▸ WRITTEN INSTRUCTION
Write out the listing below in full and exactly, leaving out every picture.

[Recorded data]
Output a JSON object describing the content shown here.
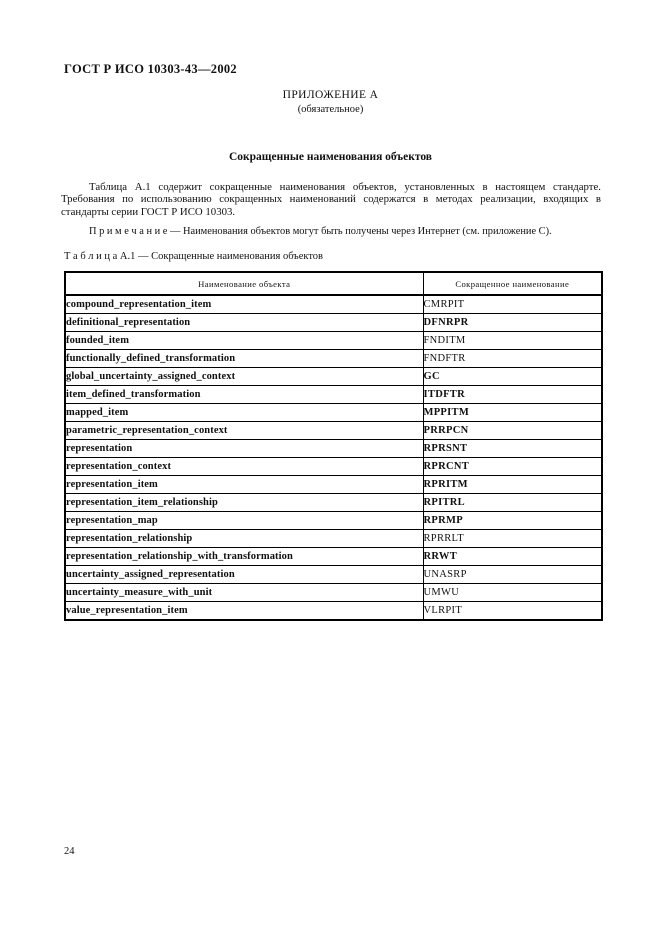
{
  "document": {
    "header": "ГОСТ Р ИСО 10303-43—2002",
    "appendix": {
      "title": "ПРИЛОЖЕНИЕ А",
      "subtitle": "(обязательное)"
    },
    "section_title": "Сокращенные наименования объектов",
    "intro_paragraph": "Таблица А.1 содержит сокращенные наименования объектов, установленных в настоящем стандарте. Требования по использованию сокращенных наименований содержатся в методах реализации, входящих в стандарты серии ГОСТ Р ИСО 10303.",
    "note": "П р и м е ч а н и е — Наименования объектов могут быть получены через Интернет (см. приложение С).",
    "table_caption": "Т а б л и ц а А.1 — Сокращенные наименования объектов",
    "page_number": "24"
  },
  "table": {
    "headers": [
      "Наименование объекта",
      "Сокращенное наименование"
    ],
    "rows": [
      {
        "name": "compound_representation_item",
        "abbr": "CMRPIT",
        "abbr_bold": false
      },
      {
        "name": "definitional_representation",
        "abbr": "DFNRPR",
        "abbr_bold": true
      },
      {
        "name": "founded_item",
        "abbr": "FNDITM",
        "abbr_bold": false
      },
      {
        "name": "functionally_defined_transformation",
        "abbr": "FNDFTR",
        "abbr_bold": false
      },
      {
        "name": "global_uncertainty_assigned_context",
        "abbr": "GC",
        "abbr_bold": true
      },
      {
        "name": "item_defined_transformation",
        "abbr": "ITDFTR",
        "abbr_bold": true
      },
      {
        "name": "mapped_item",
        "abbr": "MPPITM",
        "abbr_bold": true
      },
      {
        "name": "parametric_representation_context",
        "abbr": "PRRPCN",
        "abbr_bold": true
      },
      {
        "name": "representation",
        "abbr": "RPRSNT",
        "abbr_bold": true
      },
      {
        "name": "representation_context",
        "abbr": "RPRCNT",
        "abbr_bold": true
      },
      {
        "name": "representation_item",
        "abbr": "RPRITM",
        "abbr_bold": true
      },
      {
        "name": "representation_item_relationship",
        "abbr": "RPITRL",
        "abbr_bold": true
      },
      {
        "name": "representation_map",
        "abbr": "RPRMP",
        "abbr_bold": true
      },
      {
        "name": "representation_relationship",
        "abbr": "RPRRLT",
        "abbr_bold": false
      },
      {
        "name": "representation_relationship_with_transformation",
        "abbr": "RRWT",
        "abbr_bold": true
      },
      {
        "name": "uncertainty_assigned_representation",
        "abbr": "UNASRP",
        "abbr_bold": false
      },
      {
        "name": "uncertainty_measure_with_unit",
        "abbr": "UMWU",
        "abbr_bold": false
      },
      {
        "name": "value_representation_item",
        "abbr": "VLRPIT",
        "abbr_bold": false
      }
    ]
  },
  "colors": {
    "text": "#111111",
    "background": "#ffffff",
    "border": "#000000"
  }
}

▸ SOLUTION TO THIS TASK
Output a JSON object describing the content shown here.
{
  "document": {
    "header": "ГОСТ Р ИСО 10303-43—2002",
    "appendix": {
      "title": "ПРИЛОЖЕНИЕ А",
      "subtitle": "(обязательное)"
    },
    "section_title": "Сокращенные наименования объектов",
    "intro_paragraph": "Таблица А.1 содержит сокращенные наименования объектов, установленных в настоящем стандарте. Требования по использованию сокращенных наименований содержатся в методах реализации, входящих в стандарты серии ГОСТ Р ИСО 10303.",
    "note": "П р и м е ч а н и е — Наименования объектов могут быть получены через Интернет (см. приложение С).",
    "table_caption": "Т а б л и ц а А.1 — Сокращенные наименования объектов",
    "page_number": "24"
  },
  "table": {
    "headers": [
      "Наименование объекта",
      "Сокращенное наименование"
    ],
    "rows": [
      {
        "name": "compound_representation_item",
        "abbr": "CMRPIT",
        "abbr_bold": false
      },
      {
        "name": "definitional_representation",
        "abbr": "DFNRPR",
        "abbr_bold": true
      },
      {
        "name": "founded_item",
        "abbr": "FNDITM",
        "abbr_bold": false
      },
      {
        "name": "functionally_defined_transformation",
        "abbr": "FNDFTR",
        "abbr_bold": false
      },
      {
        "name": "global_uncertainty_assigned_context",
        "abbr": "GC",
        "abbr_bold": true
      },
      {
        "name": "item_defined_transformation",
        "abbr": "ITDFTR",
        "abbr_bold": true
      },
      {
        "name": "mapped_item",
        "abbr": "MPPITM",
        "abbr_bold": true
      },
      {
        "name": "parametric_representation_context",
        "abbr": "PRRPCN",
        "abbr_bold": true
      },
      {
        "name": "representation",
        "abbr": "RPRSNT",
        "abbr_bold": true
      },
      {
        "name": "representation_context",
        "abbr": "RPRCNT",
        "abbr_bold": true
      },
      {
        "name": "representation_item",
        "abbr": "RPRITM",
        "abbr_bold": true
      },
      {
        "name": "representation_item_relationship",
        "abbr": "RPITRL",
        "abbr_bold": true
      },
      {
        "name": "representation_map",
        "abbr": "RPRMP",
        "abbr_bold": true
      },
      {
        "name": "representation_relationship",
        "abbr": "RPRRLT",
        "abbr_bold": false
      },
      {
        "name": "representation_relationship_with_transformation",
        "abbr": "RRWT",
        "abbr_bold": true
      },
      {
        "name": "uncertainty_assigned_representation",
        "abbr": "UNASRP",
        "abbr_bold": false
      },
      {
        "name": "uncertainty_measure_with_unit",
        "abbr": "UMWU",
        "abbr_bold": false
      },
      {
        "name": "value_representation_item",
        "abbr": "VLRPIT",
        "abbr_bold": false
      }
    ]
  },
  "colors": {
    "text": "#111111",
    "background": "#ffffff",
    "border": "#000000"
  }
}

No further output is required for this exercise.